:: Problem to work on ::
Copy each line that contains the word "What".

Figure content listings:
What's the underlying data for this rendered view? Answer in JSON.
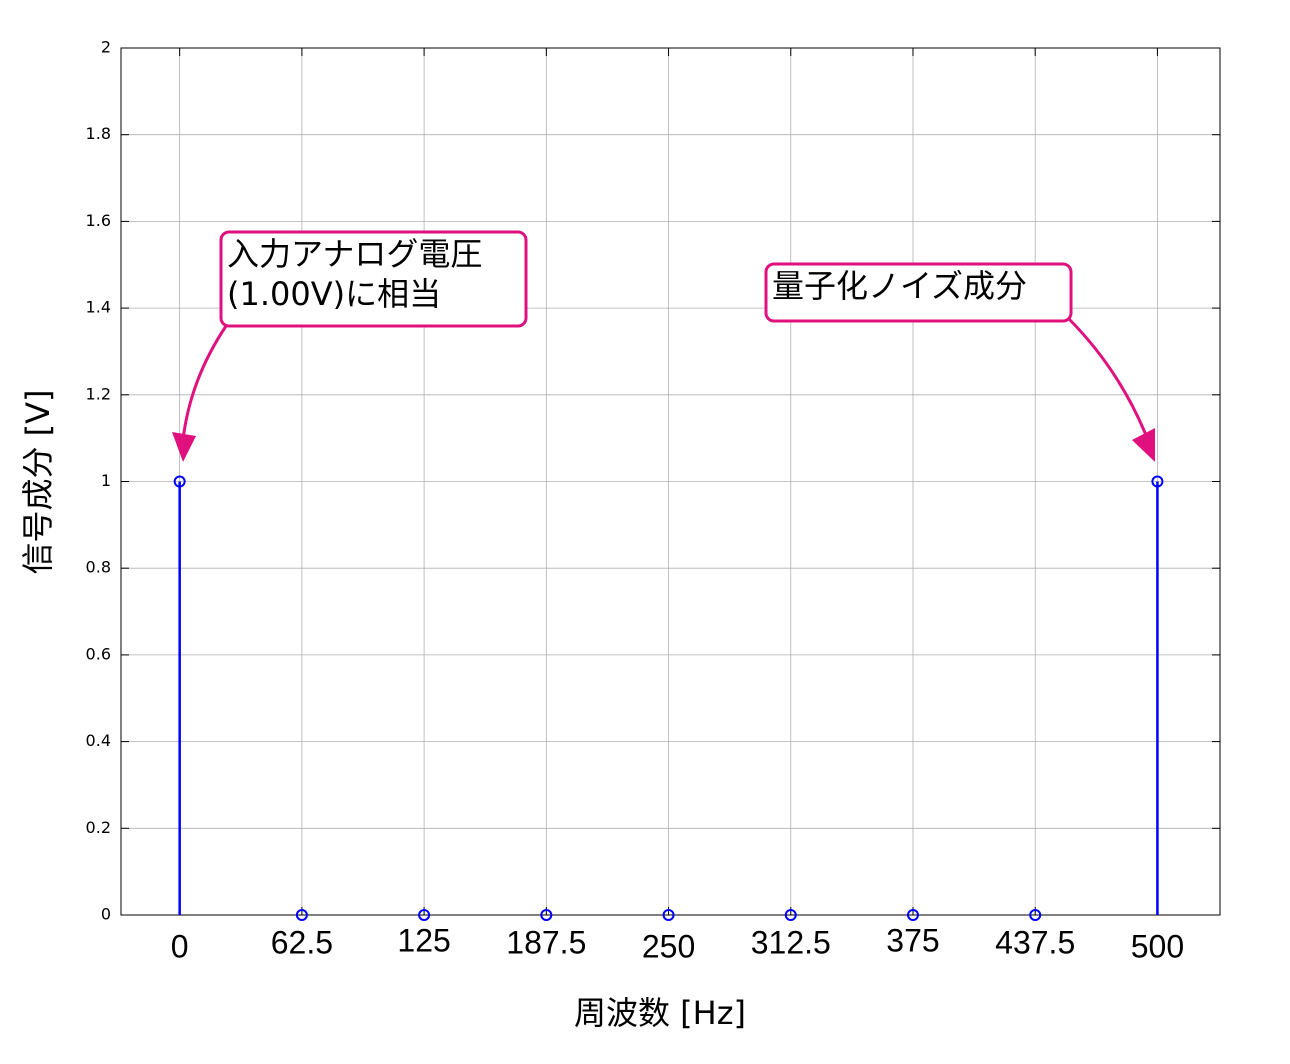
{
  "chart_data": {
    "type": "stem",
    "x_label": "周波数 [Hz]",
    "y_label": "信号成分 [V]",
    "x": [
      0,
      62.5,
      125,
      187.5,
      250,
      312.5,
      375,
      437.5,
      500
    ],
    "series": [
      {
        "color": "#0000ff",
        "values": [
          1,
          0,
          0,
          0,
          0,
          0,
          0,
          0,
          1
        ]
      }
    ],
    "xlim": [
      -30,
      532
    ],
    "ylim": [
      0,
      2
    ],
    "xticks": [
      0,
      62.5,
      125,
      187.5,
      250,
      312.5,
      375,
      437.5,
      500
    ],
    "yticks": [
      0,
      0.2,
      0.4,
      0.6,
      0.8,
      1,
      1.2,
      1.4,
      1.6,
      1.8,
      2
    ],
    "grid": true,
    "annotations": [
      {
        "lines": [
          "入力アナログ電圧",
          "(1.00V)に相当"
        ],
        "color": "#e0117f"
      },
      {
        "lines": [
          "量子化ノイズ成分"
        ],
        "color": "#e0117f"
      }
    ]
  }
}
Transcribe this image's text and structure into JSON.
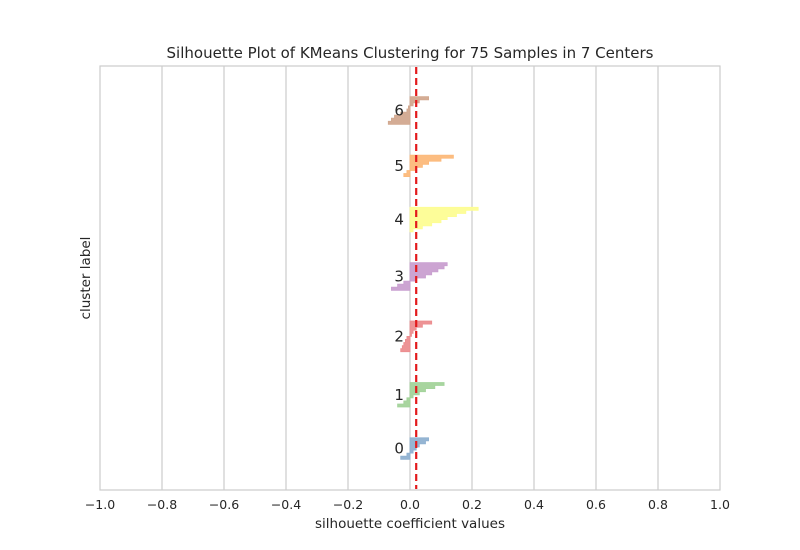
{
  "chart_data": {
    "type": "area",
    "title": "Silhouette Plot of KMeans Clustering for 75 Samples in 7 Centers",
    "xlabel": "silhouette coefficient values",
    "ylabel": "cluster label",
    "xlim": [
      -1.0,
      1.0
    ],
    "xticks": [
      "−1.0",
      "−0.8",
      "−0.6",
      "−0.4",
      "−0.2",
      "0.0",
      "0.2",
      "0.4",
      "0.6",
      "0.8",
      "1.0"
    ],
    "grid": true,
    "average_silhouette": 0.02,
    "clusters": [
      {
        "label": "0",
        "color": "#8fb1d1",
        "values": [
          0.06,
          0.05,
          0.03,
          0.02,
          0.01,
          -0.01,
          -0.03
        ]
      },
      {
        "label": "1",
        "color": "#a3d39a",
        "values": [
          0.11,
          0.08,
          0.05,
          0.03,
          0.01,
          -0.01,
          -0.02,
          -0.04
        ]
      },
      {
        "label": "2",
        "color": "#ec8d8f",
        "values": [
          0.07,
          0.04,
          0.02,
          0.01,
          0.005,
          -0.01,
          -0.015,
          -0.02,
          -0.025,
          -0.03
        ]
      },
      {
        "label": "3",
        "color": "#c99fd0",
        "values": [
          0.12,
          0.11,
          0.09,
          0.07,
          0.05,
          0.02,
          -0.02,
          -0.04,
          -0.06
        ]
      },
      {
        "label": "4",
        "color": "#fdfd94",
        "values": [
          0.22,
          0.18,
          0.15,
          0.12,
          0.1,
          0.07,
          0.04,
          0.01
        ]
      },
      {
        "label": "5",
        "color": "#fcb97a",
        "values": [
          0.14,
          0.1,
          0.06,
          0.04,
          0.02,
          -0.01,
          -0.02
        ]
      },
      {
        "label": "6",
        "color": "#d2a88f",
        "values": [
          0.06,
          0.03,
          0.01,
          -0.005,
          -0.01,
          -0.03,
          -0.05,
          -0.06,
          -0.07
        ]
      }
    ]
  }
}
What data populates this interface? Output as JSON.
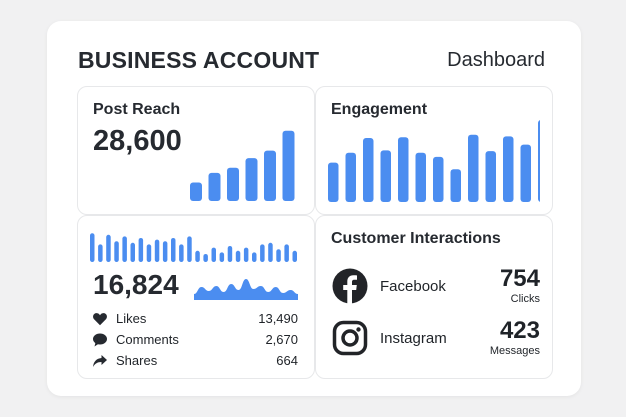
{
  "header": {
    "title": "BUSINESS ACCOUNT",
    "right_label": "Dashboard"
  },
  "post_reach": {
    "title": "Post Reach",
    "value": "28,600",
    "bars": [
      0.25,
      0.38,
      0.45,
      0.58,
      0.68,
      0.95
    ]
  },
  "engagement": {
    "title": "Engagement",
    "bars": [
      0.48,
      0.6,
      0.78,
      0.63,
      0.79,
      0.6,
      0.55,
      0.4,
      0.82,
      0.62,
      0.8,
      0.7,
      1.0
    ]
  },
  "stats": {
    "value": "16,824",
    "bars": [
      0.9,
      0.55,
      0.85,
      0.65,
      0.8,
      0.6,
      0.75,
      0.55,
      0.7,
      0.65,
      0.75,
      0.55,
      0.8,
      0.35,
      0.25,
      0.45,
      0.3,
      0.5,
      0.35,
      0.45,
      0.3,
      0.55,
      0.6,
      0.4,
      0.55,
      0.35
    ],
    "wave": [
      0.2,
      0.55,
      0.35,
      0.6,
      0.3,
      0.7,
      0.4,
      0.95,
      0.45,
      0.6,
      0.3,
      0.55,
      0.25,
      0.4,
      0.2
    ],
    "rows": [
      {
        "icon": "heart-icon",
        "label": "Likes",
        "value": "13,490"
      },
      {
        "icon": "comment-icon",
        "label": "Comments",
        "value": "2,670"
      },
      {
        "icon": "share-icon",
        "label": "Shares",
        "value": "664"
      }
    ]
  },
  "customer": {
    "title": "Customer Interactions",
    "items": [
      {
        "icon": "facebook-icon",
        "name": "Facebook",
        "value": "754",
        "unit": "Clicks"
      },
      {
        "icon": "instagram-icon",
        "name": "Instagram",
        "value": "423",
        "unit": "Messages"
      }
    ]
  },
  "colors": {
    "accent": "#4b8df0",
    "text": "#262a30",
    "background": "#f1f1f2"
  }
}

:: Correct answer ::
What's the underlying data for this rendered view? Answer in JSON.
What data populates this interface? Output as JSON.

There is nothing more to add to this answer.